List each line of the data that holds the string "into", please.

☆ ☆ ☆ ☆ ☆ ☆ ☆

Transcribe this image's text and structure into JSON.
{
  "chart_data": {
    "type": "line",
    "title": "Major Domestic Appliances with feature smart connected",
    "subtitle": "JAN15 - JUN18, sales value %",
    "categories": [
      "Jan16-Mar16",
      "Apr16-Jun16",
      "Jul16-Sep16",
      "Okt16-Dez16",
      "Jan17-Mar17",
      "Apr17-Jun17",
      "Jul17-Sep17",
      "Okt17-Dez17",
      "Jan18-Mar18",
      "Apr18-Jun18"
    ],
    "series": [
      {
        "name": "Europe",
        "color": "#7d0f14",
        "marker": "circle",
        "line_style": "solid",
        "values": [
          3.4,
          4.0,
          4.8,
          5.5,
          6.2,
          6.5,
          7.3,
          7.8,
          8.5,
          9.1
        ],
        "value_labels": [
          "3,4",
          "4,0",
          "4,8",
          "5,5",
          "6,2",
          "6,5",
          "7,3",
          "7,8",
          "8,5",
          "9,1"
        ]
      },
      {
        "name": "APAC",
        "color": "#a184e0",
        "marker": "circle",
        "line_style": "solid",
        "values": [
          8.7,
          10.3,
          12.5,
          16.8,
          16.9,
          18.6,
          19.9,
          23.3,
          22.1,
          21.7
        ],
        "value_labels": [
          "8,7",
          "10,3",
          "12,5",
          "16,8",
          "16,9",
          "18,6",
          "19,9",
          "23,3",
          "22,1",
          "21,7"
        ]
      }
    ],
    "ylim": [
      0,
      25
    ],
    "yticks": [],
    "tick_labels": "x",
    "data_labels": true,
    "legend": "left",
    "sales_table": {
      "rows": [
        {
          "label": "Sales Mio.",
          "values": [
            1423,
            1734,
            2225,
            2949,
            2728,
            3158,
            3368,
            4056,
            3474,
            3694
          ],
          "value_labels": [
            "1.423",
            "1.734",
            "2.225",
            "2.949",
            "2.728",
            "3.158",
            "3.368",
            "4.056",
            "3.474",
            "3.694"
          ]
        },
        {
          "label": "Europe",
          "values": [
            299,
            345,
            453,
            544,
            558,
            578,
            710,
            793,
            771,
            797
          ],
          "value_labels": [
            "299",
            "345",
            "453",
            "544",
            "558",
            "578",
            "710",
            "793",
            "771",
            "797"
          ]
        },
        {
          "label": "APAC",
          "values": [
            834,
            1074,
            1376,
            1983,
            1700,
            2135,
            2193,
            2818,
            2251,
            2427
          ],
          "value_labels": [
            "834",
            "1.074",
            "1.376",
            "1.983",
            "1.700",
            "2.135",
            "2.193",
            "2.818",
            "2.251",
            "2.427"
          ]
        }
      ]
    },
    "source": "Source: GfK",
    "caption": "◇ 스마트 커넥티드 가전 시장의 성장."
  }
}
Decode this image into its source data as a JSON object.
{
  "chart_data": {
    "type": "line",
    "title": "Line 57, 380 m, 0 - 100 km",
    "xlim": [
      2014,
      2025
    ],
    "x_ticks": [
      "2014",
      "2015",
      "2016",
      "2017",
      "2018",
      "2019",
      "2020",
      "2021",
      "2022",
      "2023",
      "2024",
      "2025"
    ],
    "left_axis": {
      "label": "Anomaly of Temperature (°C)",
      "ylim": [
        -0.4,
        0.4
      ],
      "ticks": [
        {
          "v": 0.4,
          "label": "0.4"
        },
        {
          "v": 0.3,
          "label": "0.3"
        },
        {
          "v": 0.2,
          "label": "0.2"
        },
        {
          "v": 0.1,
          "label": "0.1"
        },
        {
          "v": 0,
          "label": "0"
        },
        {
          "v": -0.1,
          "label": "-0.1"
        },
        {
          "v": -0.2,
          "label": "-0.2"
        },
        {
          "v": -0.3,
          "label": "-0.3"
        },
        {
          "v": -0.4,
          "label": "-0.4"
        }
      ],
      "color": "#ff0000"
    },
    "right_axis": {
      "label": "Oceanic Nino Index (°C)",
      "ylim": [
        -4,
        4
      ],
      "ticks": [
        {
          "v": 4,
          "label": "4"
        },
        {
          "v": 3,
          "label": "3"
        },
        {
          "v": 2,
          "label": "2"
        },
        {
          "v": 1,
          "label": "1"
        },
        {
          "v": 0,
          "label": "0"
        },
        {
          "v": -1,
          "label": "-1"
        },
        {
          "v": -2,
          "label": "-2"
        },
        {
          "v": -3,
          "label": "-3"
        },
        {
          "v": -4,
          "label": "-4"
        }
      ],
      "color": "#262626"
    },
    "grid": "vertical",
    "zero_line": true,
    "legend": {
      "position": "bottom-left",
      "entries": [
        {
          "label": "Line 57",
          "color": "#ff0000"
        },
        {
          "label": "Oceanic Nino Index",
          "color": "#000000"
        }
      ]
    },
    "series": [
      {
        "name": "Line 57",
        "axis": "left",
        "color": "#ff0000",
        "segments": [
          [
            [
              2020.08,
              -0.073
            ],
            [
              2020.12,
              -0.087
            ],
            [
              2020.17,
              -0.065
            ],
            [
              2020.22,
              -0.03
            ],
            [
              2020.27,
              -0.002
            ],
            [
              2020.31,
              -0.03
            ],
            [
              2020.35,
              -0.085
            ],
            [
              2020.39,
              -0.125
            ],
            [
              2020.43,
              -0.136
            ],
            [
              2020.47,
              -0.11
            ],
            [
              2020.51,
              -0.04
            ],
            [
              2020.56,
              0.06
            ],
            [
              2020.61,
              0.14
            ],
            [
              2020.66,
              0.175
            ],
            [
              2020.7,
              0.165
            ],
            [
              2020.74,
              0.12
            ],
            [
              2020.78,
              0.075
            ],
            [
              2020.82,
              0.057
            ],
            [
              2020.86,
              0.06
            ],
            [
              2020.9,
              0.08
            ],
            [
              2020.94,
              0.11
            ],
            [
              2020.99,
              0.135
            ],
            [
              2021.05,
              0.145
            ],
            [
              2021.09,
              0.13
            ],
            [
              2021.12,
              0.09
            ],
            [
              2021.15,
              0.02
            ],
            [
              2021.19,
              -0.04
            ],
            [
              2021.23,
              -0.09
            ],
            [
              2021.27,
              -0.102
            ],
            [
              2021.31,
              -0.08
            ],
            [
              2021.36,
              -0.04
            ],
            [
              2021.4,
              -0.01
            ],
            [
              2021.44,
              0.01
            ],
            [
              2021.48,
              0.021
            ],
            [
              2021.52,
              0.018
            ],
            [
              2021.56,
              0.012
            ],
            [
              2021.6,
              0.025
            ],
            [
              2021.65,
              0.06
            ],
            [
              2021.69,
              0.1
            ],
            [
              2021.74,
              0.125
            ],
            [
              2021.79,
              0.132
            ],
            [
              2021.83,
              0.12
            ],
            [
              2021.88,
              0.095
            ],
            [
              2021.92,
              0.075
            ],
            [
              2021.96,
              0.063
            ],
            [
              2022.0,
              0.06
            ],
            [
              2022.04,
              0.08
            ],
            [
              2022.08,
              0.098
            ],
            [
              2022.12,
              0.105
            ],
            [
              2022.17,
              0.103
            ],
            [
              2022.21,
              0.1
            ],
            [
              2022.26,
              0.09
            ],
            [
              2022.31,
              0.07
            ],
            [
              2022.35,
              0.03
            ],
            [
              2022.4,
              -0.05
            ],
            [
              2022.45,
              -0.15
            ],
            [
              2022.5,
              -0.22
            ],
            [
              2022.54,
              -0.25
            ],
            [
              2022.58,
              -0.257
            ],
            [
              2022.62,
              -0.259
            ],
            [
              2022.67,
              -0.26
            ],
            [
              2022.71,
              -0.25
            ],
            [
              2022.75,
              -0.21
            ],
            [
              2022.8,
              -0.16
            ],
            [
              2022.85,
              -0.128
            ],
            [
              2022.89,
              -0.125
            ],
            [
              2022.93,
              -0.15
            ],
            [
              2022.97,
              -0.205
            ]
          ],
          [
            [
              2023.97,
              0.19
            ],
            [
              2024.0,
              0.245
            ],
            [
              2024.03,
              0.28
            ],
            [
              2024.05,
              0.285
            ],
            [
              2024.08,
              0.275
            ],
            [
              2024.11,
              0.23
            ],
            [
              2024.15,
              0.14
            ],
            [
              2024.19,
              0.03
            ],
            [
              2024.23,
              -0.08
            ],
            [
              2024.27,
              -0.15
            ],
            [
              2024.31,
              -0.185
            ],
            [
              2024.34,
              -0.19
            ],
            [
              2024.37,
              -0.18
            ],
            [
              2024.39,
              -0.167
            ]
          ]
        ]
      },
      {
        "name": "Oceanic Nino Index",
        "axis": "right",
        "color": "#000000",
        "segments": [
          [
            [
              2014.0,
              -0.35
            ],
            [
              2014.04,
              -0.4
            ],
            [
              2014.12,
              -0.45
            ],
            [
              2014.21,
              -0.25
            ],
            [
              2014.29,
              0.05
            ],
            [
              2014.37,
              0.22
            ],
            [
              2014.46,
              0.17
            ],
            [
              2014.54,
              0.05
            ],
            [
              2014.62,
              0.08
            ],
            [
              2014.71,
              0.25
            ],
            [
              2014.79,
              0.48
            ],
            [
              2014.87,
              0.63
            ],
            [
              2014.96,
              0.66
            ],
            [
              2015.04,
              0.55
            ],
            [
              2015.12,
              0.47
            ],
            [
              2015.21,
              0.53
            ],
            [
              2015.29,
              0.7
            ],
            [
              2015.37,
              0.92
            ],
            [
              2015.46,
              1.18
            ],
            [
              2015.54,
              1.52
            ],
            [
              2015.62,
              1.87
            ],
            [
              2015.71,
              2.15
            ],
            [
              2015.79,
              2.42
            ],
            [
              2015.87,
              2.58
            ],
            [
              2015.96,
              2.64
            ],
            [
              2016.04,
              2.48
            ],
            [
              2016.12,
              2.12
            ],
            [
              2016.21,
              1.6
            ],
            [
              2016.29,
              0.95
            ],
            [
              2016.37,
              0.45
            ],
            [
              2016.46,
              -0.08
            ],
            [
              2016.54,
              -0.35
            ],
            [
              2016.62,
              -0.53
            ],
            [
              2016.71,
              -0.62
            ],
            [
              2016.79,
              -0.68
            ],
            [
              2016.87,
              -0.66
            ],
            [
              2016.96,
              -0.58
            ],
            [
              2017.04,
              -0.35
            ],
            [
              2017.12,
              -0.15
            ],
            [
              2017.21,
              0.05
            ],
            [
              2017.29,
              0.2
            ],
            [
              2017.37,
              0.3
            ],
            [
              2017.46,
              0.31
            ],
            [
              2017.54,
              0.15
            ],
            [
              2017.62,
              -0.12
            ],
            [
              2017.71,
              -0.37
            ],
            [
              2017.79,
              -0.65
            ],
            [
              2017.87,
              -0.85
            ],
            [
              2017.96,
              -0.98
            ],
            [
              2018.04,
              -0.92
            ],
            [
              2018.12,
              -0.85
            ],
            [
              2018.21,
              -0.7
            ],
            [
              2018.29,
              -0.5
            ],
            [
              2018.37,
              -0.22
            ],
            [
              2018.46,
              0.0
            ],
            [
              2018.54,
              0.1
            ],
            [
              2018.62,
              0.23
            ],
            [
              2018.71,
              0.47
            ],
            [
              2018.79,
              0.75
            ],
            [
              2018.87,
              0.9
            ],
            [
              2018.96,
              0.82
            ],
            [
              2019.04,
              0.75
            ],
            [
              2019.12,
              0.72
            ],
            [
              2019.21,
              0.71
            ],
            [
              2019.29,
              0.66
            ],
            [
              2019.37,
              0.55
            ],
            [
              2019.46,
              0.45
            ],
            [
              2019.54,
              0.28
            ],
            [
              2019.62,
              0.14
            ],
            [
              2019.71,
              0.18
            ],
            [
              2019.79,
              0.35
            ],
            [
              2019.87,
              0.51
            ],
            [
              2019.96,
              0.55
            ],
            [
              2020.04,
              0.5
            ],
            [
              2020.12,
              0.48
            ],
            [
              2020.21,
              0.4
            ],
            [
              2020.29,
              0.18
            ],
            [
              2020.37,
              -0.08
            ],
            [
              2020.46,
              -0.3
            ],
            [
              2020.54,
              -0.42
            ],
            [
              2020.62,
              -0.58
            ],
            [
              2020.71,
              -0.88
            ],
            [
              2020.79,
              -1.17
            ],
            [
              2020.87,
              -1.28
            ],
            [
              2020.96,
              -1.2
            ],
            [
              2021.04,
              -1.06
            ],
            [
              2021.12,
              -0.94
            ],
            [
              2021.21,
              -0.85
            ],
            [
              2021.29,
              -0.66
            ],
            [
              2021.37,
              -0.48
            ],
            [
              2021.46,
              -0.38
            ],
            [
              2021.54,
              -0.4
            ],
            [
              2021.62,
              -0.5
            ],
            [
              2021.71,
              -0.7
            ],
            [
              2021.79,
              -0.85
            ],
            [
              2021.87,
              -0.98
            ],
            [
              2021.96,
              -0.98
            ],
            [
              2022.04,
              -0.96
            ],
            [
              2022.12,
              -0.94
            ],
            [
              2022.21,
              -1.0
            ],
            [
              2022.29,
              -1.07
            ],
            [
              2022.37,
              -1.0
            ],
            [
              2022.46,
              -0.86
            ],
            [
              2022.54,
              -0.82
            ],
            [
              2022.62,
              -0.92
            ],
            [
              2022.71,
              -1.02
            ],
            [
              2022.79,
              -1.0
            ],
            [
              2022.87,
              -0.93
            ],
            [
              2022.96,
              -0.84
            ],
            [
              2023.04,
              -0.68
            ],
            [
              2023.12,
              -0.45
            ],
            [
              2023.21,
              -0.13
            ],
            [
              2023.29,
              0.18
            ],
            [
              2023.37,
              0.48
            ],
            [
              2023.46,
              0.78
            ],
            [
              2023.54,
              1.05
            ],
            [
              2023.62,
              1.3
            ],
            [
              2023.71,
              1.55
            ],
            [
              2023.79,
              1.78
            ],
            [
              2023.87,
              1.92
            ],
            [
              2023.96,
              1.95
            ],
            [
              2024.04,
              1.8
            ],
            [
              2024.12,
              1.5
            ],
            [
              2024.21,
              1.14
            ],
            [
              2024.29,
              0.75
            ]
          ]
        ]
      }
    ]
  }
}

☆ ☆ ☆ ☆ ☆ ☆ ☆

** Reply to the task **
Transcribe this image's text and structure into JSON.
Decode this image into its source data as a JSON object.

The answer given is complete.